#### SET PROBLEM:
Your task is to copy the listing exactly, with the pictures left out.

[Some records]
========================================
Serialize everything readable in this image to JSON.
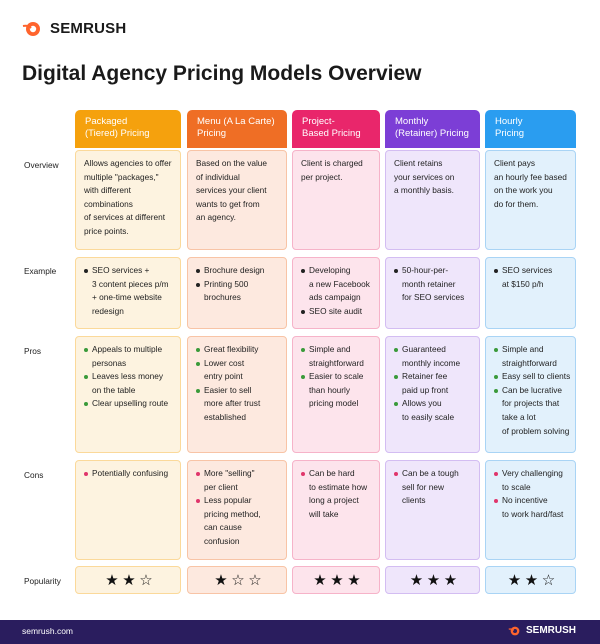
{
  "brand": "SEMRUSH",
  "title": "Digital Agency Pricing Models Overview",
  "row_labels": [
    "Overview",
    "Example",
    "Pros",
    "Cons",
    "Popularity"
  ],
  "columns": [
    {
      "header": [
        "Packaged",
        "(Tiered) Pricing"
      ],
      "header_color": "#f5a10d",
      "cell_color": "#fdf3e0",
      "border_color": "#fbd99a",
      "overview": [
        "Allows agencies to offer",
        "multiple \"packages,\"",
        "with different",
        "combinations",
        "of services at different",
        "price points."
      ],
      "example": [
        [
          "SEO services +",
          "3 content pieces p/m",
          "+ one-time website",
          "redesign"
        ]
      ],
      "pros": [
        [
          "Appeals to multiple",
          "personas"
        ],
        [
          "Leaves less money",
          "on the table"
        ],
        [
          "Clear upselling route"
        ]
      ],
      "cons": [
        [
          "Potentially confusing"
        ]
      ],
      "popularity": 2
    },
    {
      "header": [
        "Menu (A La Carte)",
        "Pricing"
      ],
      "header_color": "#ef6e25",
      "cell_color": "#fde9df",
      "border_color": "#f8c4a6",
      "overview": [
        "Based on the value",
        "of individual",
        "services your client",
        "wants to get from",
        "an agency."
      ],
      "example": [
        [
          "Brochure design"
        ],
        [
          "Printing 500",
          "brochures"
        ]
      ],
      "pros": [
        [
          "Great flexibility"
        ],
        [
          "Lower cost",
          "entry point"
        ],
        [
          "Easier to sell",
          "more after trust",
          "established"
        ]
      ],
      "cons": [
        [
          "More \"selling\"",
          "per client"
        ],
        [
          "Less popular",
          "pricing method,",
          "can cause",
          "confusion"
        ]
      ],
      "popularity": 1
    },
    {
      "header": [
        "Project-",
        "Based Pricing"
      ],
      "header_color": "#e9266b",
      "cell_color": "#fde4ec",
      "border_color": "#f6b3c9",
      "overview": [
        "Client is charged",
        "per project."
      ],
      "example": [
        [
          "Developing",
          "a new Facebook",
          "ads campaign"
        ],
        [
          "SEO site audit"
        ]
      ],
      "pros": [
        [
          "Simple and",
          "straightforward"
        ],
        [
          "Easier to scale",
          "than hourly",
          "pricing model"
        ]
      ],
      "cons": [
        [
          "Can be hard",
          "to estimate how",
          "long a project",
          "will take"
        ]
      ],
      "popularity": 3
    },
    {
      "header": [
        "Monthly",
        "(Retainer) Pricing"
      ],
      "header_color": "#7c3ed6",
      "cell_color": "#efe6fb",
      "border_color": "#d3bdf2",
      "overview": [
        "Client retains",
        "your services on",
        "a monthly basis."
      ],
      "example": [
        [
          "50-hour-per-",
          "month retainer",
          "for SEO services"
        ]
      ],
      "pros": [
        [
          "Guaranteed",
          "monthly income"
        ],
        [
          "Retainer fee",
          "paid up front"
        ],
        [
          "Allows you",
          "to easily scale"
        ]
      ],
      "cons": [
        [
          "Can be a tough",
          "sell for new",
          "clients"
        ]
      ],
      "popularity": 3
    },
    {
      "header": [
        "Hourly",
        "Pricing"
      ],
      "header_color": "#2a9df0",
      "cell_color": "#e2f1fc",
      "border_color": "#a9d4f5",
      "overview": [
        "Client pays",
        "an hourly fee based",
        "on the work you",
        "do for them."
      ],
      "example": [
        [
          "SEO services",
          "at $150 p/h"
        ]
      ],
      "pros": [
        [
          "Simple and",
          "straightforward"
        ],
        [
          "Easy sell to clients"
        ],
        [
          "Can be lucrative",
          "for projects that",
          "take a lot",
          "of problem solving"
        ]
      ],
      "cons": [
        [
          "Very challenging",
          "to scale"
        ],
        [
          "No incentive",
          "to work hard/fast"
        ]
      ],
      "popularity": 2
    }
  ],
  "footer": {
    "url": "semrush.com",
    "brand": "SEMRUSH"
  }
}
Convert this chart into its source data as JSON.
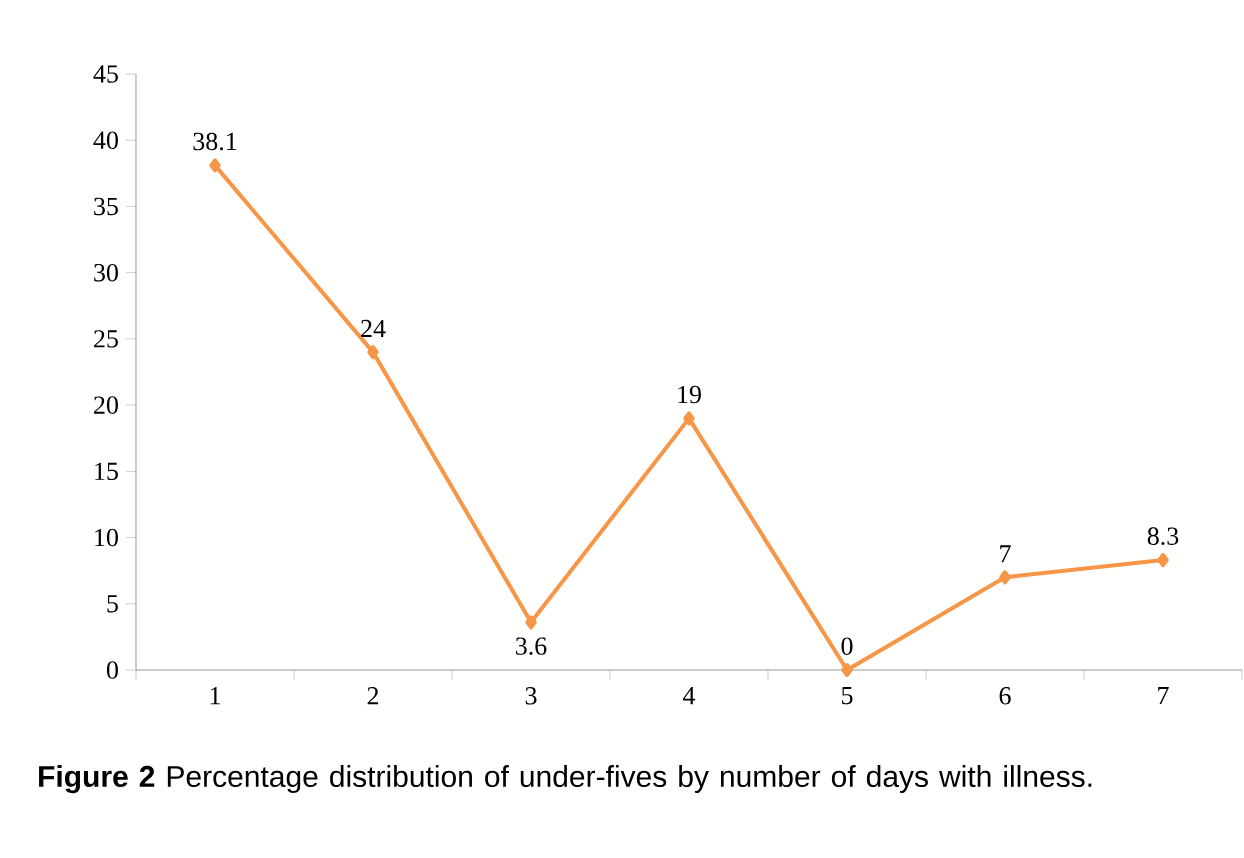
{
  "chart_data": {
    "type": "line",
    "categories": [
      "1",
      "2",
      "3",
      "4",
      "5",
      "6",
      "7"
    ],
    "series": [
      {
        "color": "#f79646",
        "values": [
          38.1,
          24,
          3.6,
          19,
          0,
          7,
          8.3
        ]
      }
    ],
    "ylim": [
      0,
      45
    ],
    "yticks": [
      0,
      5,
      10,
      15,
      20,
      25,
      30,
      35,
      40,
      45
    ],
    "marker": "diamond",
    "data_labels": true,
    "annotations": [
      "**Figure 2** Percentage distribution of under-fives by number of days with illness."
    ]
  }
}
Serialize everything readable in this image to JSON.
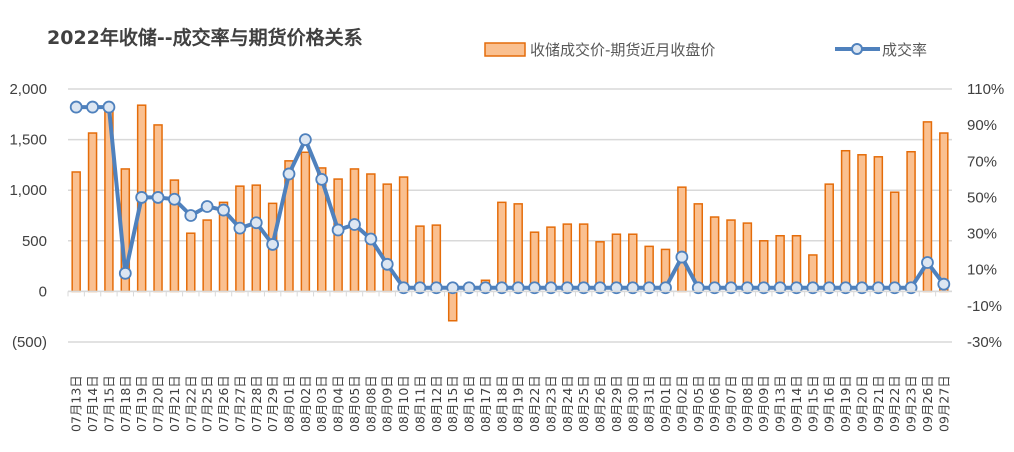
{
  "chart_data": {
    "type": "bar+line",
    "title": "2022年收储--成交率与期货价格关系",
    "categories": [
      "07月13日",
      "07月14日",
      "07月15日",
      "07月18日",
      "07月19日",
      "07月20日",
      "07月21日",
      "07月22日",
      "07月25日",
      "07月26日",
      "07月27日",
      "07月28日",
      "07月29日",
      "08月01日",
      "08月02日",
      "08月03日",
      "08月04日",
      "08月05日",
      "08月08日",
      "08月09日",
      "08月10日",
      "08月11日",
      "08月12日",
      "08月15日",
      "08月16日",
      "08月17日",
      "08月18日",
      "08月19日",
      "08月22日",
      "08月23日",
      "08月24日",
      "08月25日",
      "08月26日",
      "08月29日",
      "08月30日",
      "08月31日",
      "09月01日",
      "09月02日",
      "09月05日",
      "09月06日",
      "09月07日",
      "09月08日",
      "09月09日",
      "09月13日",
      "09月14日",
      "09月15日",
      "09月16日",
      "09月19日",
      "09月20日",
      "09月21日",
      "09月22日",
      "09月23日",
      "09月26日",
      "09月27日"
    ],
    "series": [
      {
        "name": "收储成交价-期货近月收盘价",
        "type": "bar",
        "axis": "left",
        "color": "#FAC090",
        "border": "#E46C0A",
        "values": [
          1180,
          1565,
          1800,
          1210,
          1840,
          1645,
          1100,
          575,
          705,
          880,
          1040,
          1050,
          870,
          1290,
          1375,
          1220,
          1110,
          1210,
          1160,
          1060,
          1130,
          645,
          655,
          -290,
          0,
          110,
          880,
          865,
          585,
          635,
          665,
          665,
          490,
          565,
          565,
          445,
          415,
          1030,
          865,
          735,
          705,
          675,
          500,
          550,
          550,
          360,
          1060,
          1390,
          1350,
          1330,
          980,
          1380,
          1675,
          1565
        ]
      },
      {
        "name": "成交率",
        "type": "line",
        "axis": "right",
        "color": "#4F81BD",
        "marker_fill": "#DCE6F2",
        "values": [
          100,
          100,
          100,
          8,
          50,
          50,
          49,
          40,
          45,
          43,
          33,
          36,
          24,
          63,
          82,
          60,
          32,
          35,
          27,
          13,
          0,
          0,
          0,
          0,
          0,
          0,
          0,
          0,
          0,
          0,
          0,
          0,
          0,
          0,
          0,
          0,
          0,
          17,
          0,
          0,
          0,
          0,
          0,
          0,
          0,
          0,
          0,
          0,
          0,
          0,
          0,
          0,
          14,
          2
        ]
      }
    ],
    "left_axis": {
      "ylim": [
        -500,
        2000
      ],
      "ticks": [
        "(500)",
        "0",
        "500",
        "1,000",
        "1,500",
        "2,000"
      ],
      "tick_values": [
        -500,
        0,
        500,
        1000,
        1500,
        2000
      ],
      "negative_color": "#FF0000"
    },
    "right_axis": {
      "ylim": [
        -30,
        110
      ],
      "ticks": [
        "-30%",
        "-10%",
        "10%",
        "30%",
        "50%",
        "70%",
        "90%",
        "110%"
      ],
      "tick_values": [
        -30,
        -10,
        10,
        30,
        50,
        70,
        90,
        110
      ]
    },
    "grid": true,
    "legend": "top"
  }
}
========================================
#### FINISHED TASK:
Serialize everything readable in this image to JSON.
{
  "brand": "SEMRUSH",
  "title": "Digital Agency Pricing Models Overview",
  "row_labels": [
    "Overview",
    "Example",
    "Pros",
    "Cons",
    "Popularity"
  ],
  "columns": [
    {
      "header": [
        "Packaged",
        "(Tiered) Pricing"
      ],
      "header_color": "#f5a10d",
      "cell_color": "#fdf3e0",
      "border_color": "#fbd99a",
      "overview": [
        "Allows agencies to offer",
        "multiple \"packages,\"",
        "with different",
        "combinations",
        "of services at different",
        "price points."
      ],
      "example": [
        [
          "SEO services +",
          "3 content pieces p/m",
          "+ one-time website",
          "redesign"
        ]
      ],
      "pros": [
        [
          "Appeals to multiple",
          "personas"
        ],
        [
          "Leaves less money",
          "on the table"
        ],
        [
          "Clear upselling route"
        ]
      ],
      "cons": [
        [
          "Potentially confusing"
        ]
      ],
      "popularity": 2
    },
    {
      "header": [
        "Menu (A La Carte)",
        "Pricing"
      ],
      "header_color": "#ef6e25",
      "cell_color": "#fde9df",
      "border_color": "#f8c4a6",
      "overview": [
        "Based on the value",
        "of individual",
        "services your client",
        "wants to get from",
        "an agency."
      ],
      "example": [
        [
          "Brochure design"
        ],
        [
          "Printing 500",
          "brochures"
        ]
      ],
      "pros": [
        [
          "Great flexibility"
        ],
        [
          "Lower cost",
          "entry point"
        ],
        [
          "Easier to sell",
          "more after trust",
          "established"
        ]
      ],
      "cons": [
        [
          "More \"selling\"",
          "per client"
        ],
        [
          "Less popular",
          "pricing method,",
          "can cause",
          "confusion"
        ]
      ],
      "popularity": 1
    },
    {
      "header": [
        "Project-",
        "Based Pricing"
      ],
      "header_color": "#e9266b",
      "cell_color": "#fde4ec",
      "border_color": "#f6b3c9",
      "overview": [
        "Client is charged",
        "per project."
      ],
      "example": [
        [
          "Developing",
          "a new Facebook",
          "ads campaign"
        ],
        [
          "SEO site audit"
        ]
      ],
      "pros": [
        [
          "Simple and",
          "straightforward"
        ],
        [
          "Easier to scale",
          "than hourly",
          "pricing model"
        ]
      ],
      "cons": [
        [
          "Can be hard",
          "to estimate how",
          "long a project",
          "will take"
        ]
      ],
      "popularity": 3
    },
    {
      "header": [
        "Monthly",
        "(Retainer) Pricing"
      ],
      "header_color": "#7c3ed6",
      "cell_color": "#efe6fb",
      "border_color": "#d3bdf2",
      "overview": [
        "Client retains",
        "your services on",
        "a monthly basis."
      ],
      "example": [
        [
          "50-hour-per-",
          "month retainer",
          "for SEO services"
        ]
      ],
      "pros": [
        [
          "Guaranteed",
          "monthly income"
        ],
        [
          "Retainer fee",
          "paid up front"
        ],
        [
          "Allows you",
          "to easily scale"
        ]
      ],
      "cons": [
        [
          "Can be a tough",
          "sell for new",
          "clients"
        ]
      ],
      "popularity": 3
    },
    {
      "header": [
        "Hourly",
        "Pricing"
      ],
      "header_color": "#2a9df0",
      "cell_color": "#e2f1fc",
      "border_color": "#a9d4f5",
      "overview": [
        "Client pays",
        "an hourly fee based",
        "on the work you",
        "do for them."
      ],
      "example": [
        [
          "SEO services",
          "at $150 p/h"
        ]
      ],
      "pros": [
        [
          "Simple and",
          "straightforward"
        ],
        [
          "Easy sell to clients"
        ],
        [
          "Can be lucrative",
          "for projects that",
          "take a lot",
          "of problem solving"
        ]
      ],
      "cons": [
        [
          "Very challenging",
          "to scale"
        ],
        [
          "No incentive",
          "to work hard/fast"
        ]
      ],
      "popularity": 2
    }
  ],
  "footer": {
    "url": "semrush.com",
    "brand": "SEMRUSH"
  }
}
Convert this chart into its source data as JSON.
{
  "chart_data": {
    "type": "line",
    "categories": [
      "1",
      "2",
      "3",
      "4",
      "5",
      "6",
      "7"
    ],
    "series": [
      {
        "color": "#f79646",
        "values": [
          38.1,
          24,
          3.6,
          19,
          0,
          7,
          8.3
        ]
      }
    ],
    "ylim": [
      0,
      45
    ],
    "yticks": [
      0,
      5,
      10,
      15,
      20,
      25,
      30,
      35,
      40,
      45
    ],
    "marker": "diamond",
    "data_labels": true,
    "annotations": [
      "**Figure 2** Percentage distribution of under-fives by number of days with illness."
    ]
  }
}
Serialize everything readable in this image to JSON.
{
  "chart_data": {
    "type": "bar+line",
    "title": "2022年收储--成交率与期货价格关系",
    "categories": [
      "07月13日",
      "07月14日",
      "07月15日",
      "07月18日",
      "07月19日",
      "07月20日",
      "07月21日",
      "07月22日",
      "07月25日",
      "07月26日",
      "07月27日",
      "07月28日",
      "07月29日",
      "08月01日",
      "08月02日",
      "08月03日",
      "08月04日",
      "08月05日",
      "08月08日",
      "08月09日",
      "08月10日",
      "08月11日",
      "08月12日",
      "08月15日",
      "08月16日",
      "08月17日",
      "08月18日",
      "08月19日",
      "08月22日",
      "08月23日",
      "08月24日",
      "08月25日",
      "08月26日",
      "08月29日",
      "08月30日",
      "08月31日",
      "09月01日",
      "09月02日",
      "09月05日",
      "09月06日",
      "09月07日",
      "09月08日",
      "09月09日",
      "09月13日",
      "09月14日",
      "09月15日",
      "09月16日",
      "09月19日",
      "09月20日",
      "09月21日",
      "09月22日",
      "09月23日",
      "09月26日",
      "09月27日"
    ],
    "series": [
      {
        "name": "收储成交价-期货近月收盘价",
        "type": "bar",
        "axis": "left",
        "color": "#FAC090",
        "border": "#E46C0A",
        "values": [
          1180,
          1565,
          1800,
          1210,
          1840,
          1645,
          1100,
          575,
          705,
          880,
          1040,
          1050,
          870,
          1290,
          1375,
          1220,
          1110,
          1210,
          1160,
          1060,
          1130,
          645,
          655,
          -290,
          0,
          110,
          880,
          865,
          585,
          635,
          665,
          665,
          490,
          565,
          565,
          445,
          415,
          1030,
          865,
          735,
          705,
          675,
          500,
          550,
          550,
          360,
          1060,
          1390,
          1350,
          1330,
          980,
          1380,
          1675,
          1565
        ]
      },
      {
        "name": "成交率",
        "type": "line",
        "axis": "right",
        "color": "#4F81BD",
        "marker_fill": "#DCE6F2",
        "values": [
          100,
          100,
          100,
          8,
          50,
          50,
          49,
          40,
          45,
          43,
          33,
          36,
          24,
          63,
          82,
          60,
          32,
          35,
          27,
          13,
          0,
          0,
          0,
          0,
          0,
          0,
          0,
          0,
          0,
          0,
          0,
          0,
          0,
          0,
          0,
          0,
          0,
          17,
          0,
          0,
          0,
          0,
          0,
          0,
          0,
          0,
          0,
          0,
          0,
          0,
          0,
          0,
          14,
          2
        ]
      }
    ],
    "left_axis": {
      "ylim": [
        -500,
        2000
      ],
      "ticks": [
        "(500)",
        "0",
        "500",
        "1,000",
        "1,500",
        "2,000"
      ],
      "tick_values": [
        -500,
        0,
        500,
        1000,
        1500,
        2000
      ],
      "negative_color": "#FF0000"
    },
    "right_axis": {
      "ylim": [
        -30,
        110
      ],
      "ticks": [
        "-30%",
        "-10%",
        "10%",
        "30%",
        "50%",
        "70%",
        "90%",
        "110%"
      ],
      "tick_values": [
        -30,
        -10,
        10,
        30,
        50,
        70,
        90,
        110
      ]
    },
    "grid": true,
    "legend": "top"
  }
}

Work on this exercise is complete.